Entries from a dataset
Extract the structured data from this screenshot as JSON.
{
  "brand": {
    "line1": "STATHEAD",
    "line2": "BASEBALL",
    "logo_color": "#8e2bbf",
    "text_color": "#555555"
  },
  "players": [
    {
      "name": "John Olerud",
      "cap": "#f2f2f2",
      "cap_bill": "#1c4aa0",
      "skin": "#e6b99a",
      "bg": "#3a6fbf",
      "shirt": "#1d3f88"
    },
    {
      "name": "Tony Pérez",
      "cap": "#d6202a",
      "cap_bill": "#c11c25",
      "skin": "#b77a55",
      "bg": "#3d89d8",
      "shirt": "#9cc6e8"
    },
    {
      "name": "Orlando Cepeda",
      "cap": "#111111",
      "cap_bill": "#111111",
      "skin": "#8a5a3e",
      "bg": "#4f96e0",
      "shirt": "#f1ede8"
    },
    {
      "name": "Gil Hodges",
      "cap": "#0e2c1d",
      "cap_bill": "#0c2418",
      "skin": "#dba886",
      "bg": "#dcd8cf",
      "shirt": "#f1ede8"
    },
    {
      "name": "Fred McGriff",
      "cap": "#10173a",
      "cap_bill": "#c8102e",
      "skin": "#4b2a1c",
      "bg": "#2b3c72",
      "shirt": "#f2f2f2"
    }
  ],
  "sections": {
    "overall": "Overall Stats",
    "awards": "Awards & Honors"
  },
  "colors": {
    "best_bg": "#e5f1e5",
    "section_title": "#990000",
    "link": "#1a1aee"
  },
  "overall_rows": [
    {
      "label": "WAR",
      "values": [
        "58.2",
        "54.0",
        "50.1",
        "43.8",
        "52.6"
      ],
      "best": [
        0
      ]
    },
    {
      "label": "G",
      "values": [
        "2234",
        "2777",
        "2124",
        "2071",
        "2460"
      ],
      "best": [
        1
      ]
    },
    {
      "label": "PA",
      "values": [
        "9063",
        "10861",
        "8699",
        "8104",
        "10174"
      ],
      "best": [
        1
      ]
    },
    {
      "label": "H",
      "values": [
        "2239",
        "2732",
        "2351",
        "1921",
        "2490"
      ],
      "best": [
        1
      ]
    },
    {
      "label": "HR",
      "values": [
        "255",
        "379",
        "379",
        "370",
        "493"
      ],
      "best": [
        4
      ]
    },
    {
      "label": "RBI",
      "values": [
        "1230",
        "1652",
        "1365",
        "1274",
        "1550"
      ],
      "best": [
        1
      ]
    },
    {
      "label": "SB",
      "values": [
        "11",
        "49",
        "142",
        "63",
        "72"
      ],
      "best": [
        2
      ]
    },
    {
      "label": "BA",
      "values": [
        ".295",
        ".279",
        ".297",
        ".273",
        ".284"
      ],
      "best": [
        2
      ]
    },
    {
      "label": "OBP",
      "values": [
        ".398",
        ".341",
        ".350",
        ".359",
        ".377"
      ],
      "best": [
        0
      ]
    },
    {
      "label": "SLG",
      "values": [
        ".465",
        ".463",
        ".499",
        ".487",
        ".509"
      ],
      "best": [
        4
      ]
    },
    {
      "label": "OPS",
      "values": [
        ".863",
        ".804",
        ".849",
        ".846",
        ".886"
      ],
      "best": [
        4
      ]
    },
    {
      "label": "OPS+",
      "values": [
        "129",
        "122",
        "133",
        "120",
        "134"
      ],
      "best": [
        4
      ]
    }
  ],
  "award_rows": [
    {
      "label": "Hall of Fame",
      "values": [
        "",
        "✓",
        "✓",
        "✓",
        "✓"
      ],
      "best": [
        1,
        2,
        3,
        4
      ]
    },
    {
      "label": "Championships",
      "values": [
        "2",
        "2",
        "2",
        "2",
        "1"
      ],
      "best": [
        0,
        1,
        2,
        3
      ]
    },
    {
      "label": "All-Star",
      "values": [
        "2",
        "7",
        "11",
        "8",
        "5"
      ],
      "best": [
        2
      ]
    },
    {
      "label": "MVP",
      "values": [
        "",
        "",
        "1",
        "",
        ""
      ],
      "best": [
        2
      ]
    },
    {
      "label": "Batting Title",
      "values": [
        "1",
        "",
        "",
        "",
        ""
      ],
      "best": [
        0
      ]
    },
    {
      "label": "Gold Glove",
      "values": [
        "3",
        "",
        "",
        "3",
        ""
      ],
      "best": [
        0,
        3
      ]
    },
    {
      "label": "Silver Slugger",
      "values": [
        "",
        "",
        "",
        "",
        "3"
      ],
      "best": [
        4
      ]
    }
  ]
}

* * *

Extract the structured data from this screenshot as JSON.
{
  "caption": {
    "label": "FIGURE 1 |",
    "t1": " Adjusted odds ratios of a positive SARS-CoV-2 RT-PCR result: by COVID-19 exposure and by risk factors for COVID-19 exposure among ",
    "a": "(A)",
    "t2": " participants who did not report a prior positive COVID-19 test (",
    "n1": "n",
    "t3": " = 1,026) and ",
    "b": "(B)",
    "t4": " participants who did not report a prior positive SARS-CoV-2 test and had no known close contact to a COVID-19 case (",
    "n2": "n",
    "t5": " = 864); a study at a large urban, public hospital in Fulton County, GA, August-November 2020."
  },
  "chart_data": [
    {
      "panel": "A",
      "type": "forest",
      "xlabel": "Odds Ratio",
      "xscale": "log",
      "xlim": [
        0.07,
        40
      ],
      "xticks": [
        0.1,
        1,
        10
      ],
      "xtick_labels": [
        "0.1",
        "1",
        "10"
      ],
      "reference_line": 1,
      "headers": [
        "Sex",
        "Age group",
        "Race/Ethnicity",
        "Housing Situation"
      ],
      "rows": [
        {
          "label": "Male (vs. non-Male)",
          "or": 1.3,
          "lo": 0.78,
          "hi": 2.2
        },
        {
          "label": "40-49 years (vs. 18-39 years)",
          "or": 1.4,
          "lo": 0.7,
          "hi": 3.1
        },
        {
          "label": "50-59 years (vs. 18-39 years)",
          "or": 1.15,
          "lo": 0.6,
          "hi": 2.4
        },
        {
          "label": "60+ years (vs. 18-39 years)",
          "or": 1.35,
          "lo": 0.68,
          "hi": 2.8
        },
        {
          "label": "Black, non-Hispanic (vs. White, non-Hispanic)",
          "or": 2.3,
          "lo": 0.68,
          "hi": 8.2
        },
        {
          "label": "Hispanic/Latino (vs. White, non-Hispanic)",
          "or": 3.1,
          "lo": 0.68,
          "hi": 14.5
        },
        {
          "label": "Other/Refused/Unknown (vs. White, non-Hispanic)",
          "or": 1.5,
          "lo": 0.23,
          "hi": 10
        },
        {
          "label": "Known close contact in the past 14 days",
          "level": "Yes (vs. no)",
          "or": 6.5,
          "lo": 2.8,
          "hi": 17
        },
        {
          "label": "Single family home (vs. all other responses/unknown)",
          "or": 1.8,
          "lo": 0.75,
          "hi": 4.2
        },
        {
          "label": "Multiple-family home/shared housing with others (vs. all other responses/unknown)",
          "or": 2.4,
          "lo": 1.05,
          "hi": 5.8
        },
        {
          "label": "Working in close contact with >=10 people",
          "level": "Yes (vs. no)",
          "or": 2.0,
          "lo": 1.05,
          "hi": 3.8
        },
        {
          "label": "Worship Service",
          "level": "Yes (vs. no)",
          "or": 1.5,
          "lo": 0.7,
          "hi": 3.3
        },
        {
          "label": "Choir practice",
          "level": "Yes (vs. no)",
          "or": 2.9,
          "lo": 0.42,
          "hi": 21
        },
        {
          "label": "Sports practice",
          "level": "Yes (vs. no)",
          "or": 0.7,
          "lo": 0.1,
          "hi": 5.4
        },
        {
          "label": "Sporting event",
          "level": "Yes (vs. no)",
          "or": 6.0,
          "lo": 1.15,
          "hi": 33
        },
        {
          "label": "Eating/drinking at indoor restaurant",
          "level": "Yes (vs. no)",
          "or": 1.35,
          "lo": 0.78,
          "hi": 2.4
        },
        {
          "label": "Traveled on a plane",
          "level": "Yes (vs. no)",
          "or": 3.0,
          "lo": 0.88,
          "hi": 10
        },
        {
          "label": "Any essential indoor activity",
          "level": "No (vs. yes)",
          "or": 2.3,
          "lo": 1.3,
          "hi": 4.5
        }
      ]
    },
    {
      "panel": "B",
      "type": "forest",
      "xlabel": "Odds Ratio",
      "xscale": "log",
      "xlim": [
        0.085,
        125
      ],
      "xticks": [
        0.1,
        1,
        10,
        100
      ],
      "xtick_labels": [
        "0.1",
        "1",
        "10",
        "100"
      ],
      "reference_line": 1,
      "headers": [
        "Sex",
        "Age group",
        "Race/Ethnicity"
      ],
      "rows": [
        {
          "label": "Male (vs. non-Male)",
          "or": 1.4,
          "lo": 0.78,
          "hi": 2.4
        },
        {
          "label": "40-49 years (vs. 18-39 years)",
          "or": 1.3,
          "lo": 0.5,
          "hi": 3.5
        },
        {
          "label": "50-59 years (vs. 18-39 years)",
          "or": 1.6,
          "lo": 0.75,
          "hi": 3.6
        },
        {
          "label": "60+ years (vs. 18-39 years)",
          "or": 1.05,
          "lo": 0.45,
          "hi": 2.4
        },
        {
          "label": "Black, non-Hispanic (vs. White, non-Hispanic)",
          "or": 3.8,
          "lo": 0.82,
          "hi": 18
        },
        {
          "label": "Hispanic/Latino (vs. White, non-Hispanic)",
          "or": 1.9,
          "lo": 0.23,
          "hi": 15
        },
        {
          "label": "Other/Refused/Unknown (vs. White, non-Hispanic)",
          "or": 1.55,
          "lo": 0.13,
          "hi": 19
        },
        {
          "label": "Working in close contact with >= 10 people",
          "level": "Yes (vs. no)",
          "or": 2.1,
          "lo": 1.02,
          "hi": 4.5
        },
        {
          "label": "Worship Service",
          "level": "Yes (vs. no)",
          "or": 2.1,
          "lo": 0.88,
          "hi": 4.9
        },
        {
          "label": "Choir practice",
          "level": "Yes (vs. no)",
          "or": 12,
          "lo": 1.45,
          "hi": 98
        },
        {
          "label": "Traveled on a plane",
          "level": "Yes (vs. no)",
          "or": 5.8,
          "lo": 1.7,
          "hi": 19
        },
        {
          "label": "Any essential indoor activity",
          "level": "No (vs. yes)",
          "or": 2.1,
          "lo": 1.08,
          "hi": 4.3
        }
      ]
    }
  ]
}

Written request →
Say how many lines of the data hold the string "test". Reply with the number alone.

Finished exercise →
2